What to produce
Start at the listing line that has "candle-body [212,244,217,251]" and stop after the line that has "candle-body [10,33,16,47]". Copy those lines out again, swapping "flag-icon" for "flag-marker" and leaving everything else unchanged.

Stored records
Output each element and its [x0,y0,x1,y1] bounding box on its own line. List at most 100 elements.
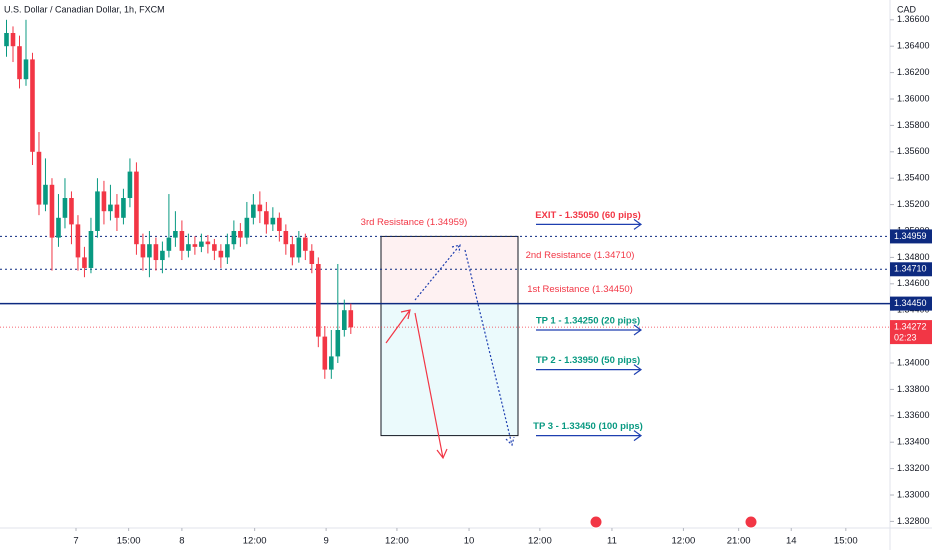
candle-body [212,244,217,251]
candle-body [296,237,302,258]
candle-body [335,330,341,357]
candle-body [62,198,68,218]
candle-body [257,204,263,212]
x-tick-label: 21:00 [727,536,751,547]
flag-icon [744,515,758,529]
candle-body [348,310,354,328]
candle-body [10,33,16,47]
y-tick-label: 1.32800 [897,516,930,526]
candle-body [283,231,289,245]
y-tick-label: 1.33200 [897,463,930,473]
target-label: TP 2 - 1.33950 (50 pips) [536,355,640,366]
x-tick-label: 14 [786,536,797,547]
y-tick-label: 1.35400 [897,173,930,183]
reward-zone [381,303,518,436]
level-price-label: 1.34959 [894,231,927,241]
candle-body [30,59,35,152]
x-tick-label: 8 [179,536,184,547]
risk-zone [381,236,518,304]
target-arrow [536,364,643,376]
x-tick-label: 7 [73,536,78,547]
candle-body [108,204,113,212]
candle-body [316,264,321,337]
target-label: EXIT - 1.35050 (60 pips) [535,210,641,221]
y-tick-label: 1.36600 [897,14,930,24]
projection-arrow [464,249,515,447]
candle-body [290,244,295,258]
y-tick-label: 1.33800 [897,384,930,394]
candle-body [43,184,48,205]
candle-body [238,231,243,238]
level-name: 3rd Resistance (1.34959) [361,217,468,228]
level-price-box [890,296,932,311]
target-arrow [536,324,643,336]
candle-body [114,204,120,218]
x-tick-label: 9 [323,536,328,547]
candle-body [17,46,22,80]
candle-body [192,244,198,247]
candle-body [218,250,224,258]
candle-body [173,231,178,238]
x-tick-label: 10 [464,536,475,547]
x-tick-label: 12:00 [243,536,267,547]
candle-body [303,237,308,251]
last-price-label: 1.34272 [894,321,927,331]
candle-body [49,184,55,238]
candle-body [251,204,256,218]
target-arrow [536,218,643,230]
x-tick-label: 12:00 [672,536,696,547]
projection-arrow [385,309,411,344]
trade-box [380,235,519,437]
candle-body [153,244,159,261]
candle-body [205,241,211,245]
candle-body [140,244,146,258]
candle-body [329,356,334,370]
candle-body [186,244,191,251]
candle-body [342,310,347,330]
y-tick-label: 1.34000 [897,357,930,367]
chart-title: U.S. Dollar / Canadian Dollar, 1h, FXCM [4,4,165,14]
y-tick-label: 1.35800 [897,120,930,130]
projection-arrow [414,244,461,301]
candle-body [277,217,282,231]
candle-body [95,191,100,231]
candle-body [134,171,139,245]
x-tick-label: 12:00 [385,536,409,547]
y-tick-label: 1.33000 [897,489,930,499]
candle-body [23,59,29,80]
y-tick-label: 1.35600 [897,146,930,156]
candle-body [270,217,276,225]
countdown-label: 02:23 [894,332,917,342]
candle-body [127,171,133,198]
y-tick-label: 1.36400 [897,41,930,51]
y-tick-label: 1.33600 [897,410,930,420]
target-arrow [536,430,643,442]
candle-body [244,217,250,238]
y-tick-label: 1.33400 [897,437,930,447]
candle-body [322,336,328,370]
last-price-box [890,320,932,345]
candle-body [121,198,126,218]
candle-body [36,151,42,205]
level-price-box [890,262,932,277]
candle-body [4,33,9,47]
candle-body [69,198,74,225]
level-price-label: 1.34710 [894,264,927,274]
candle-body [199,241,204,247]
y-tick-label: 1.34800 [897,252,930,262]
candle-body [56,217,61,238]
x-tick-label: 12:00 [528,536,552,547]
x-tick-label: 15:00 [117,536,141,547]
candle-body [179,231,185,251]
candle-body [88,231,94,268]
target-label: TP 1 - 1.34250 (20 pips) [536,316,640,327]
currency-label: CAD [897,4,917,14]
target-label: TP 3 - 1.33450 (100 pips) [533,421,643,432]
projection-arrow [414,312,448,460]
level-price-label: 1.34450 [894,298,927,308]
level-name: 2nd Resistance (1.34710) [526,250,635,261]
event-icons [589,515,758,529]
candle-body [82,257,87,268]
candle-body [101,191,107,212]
--
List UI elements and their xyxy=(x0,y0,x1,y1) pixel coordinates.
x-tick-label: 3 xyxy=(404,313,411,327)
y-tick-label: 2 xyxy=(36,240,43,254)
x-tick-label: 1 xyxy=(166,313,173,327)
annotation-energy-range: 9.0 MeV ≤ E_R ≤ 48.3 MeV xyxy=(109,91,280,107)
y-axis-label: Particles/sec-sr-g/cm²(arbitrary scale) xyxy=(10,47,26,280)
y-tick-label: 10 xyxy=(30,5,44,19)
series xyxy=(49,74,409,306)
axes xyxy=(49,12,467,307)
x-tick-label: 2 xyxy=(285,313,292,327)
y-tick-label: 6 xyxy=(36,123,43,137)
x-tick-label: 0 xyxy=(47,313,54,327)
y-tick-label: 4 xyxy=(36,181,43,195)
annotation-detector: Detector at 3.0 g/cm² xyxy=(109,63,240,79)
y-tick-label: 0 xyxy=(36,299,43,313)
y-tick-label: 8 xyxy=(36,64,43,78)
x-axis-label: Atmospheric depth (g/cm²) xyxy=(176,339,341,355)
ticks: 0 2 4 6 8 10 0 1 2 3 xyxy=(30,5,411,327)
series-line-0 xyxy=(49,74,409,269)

Task result
candle-body [212,244,217,251]
candle-body [296,237,302,258]
candle-body [335,330,341,357]
candle-body [62,198,68,218]
candle-body [257,204,263,212]
x-tick-label: 21:00 [727,536,751,547]
flag-marker [744,515,758,529]
candle-body [348,310,354,328]
candle-body [10,33,16,47]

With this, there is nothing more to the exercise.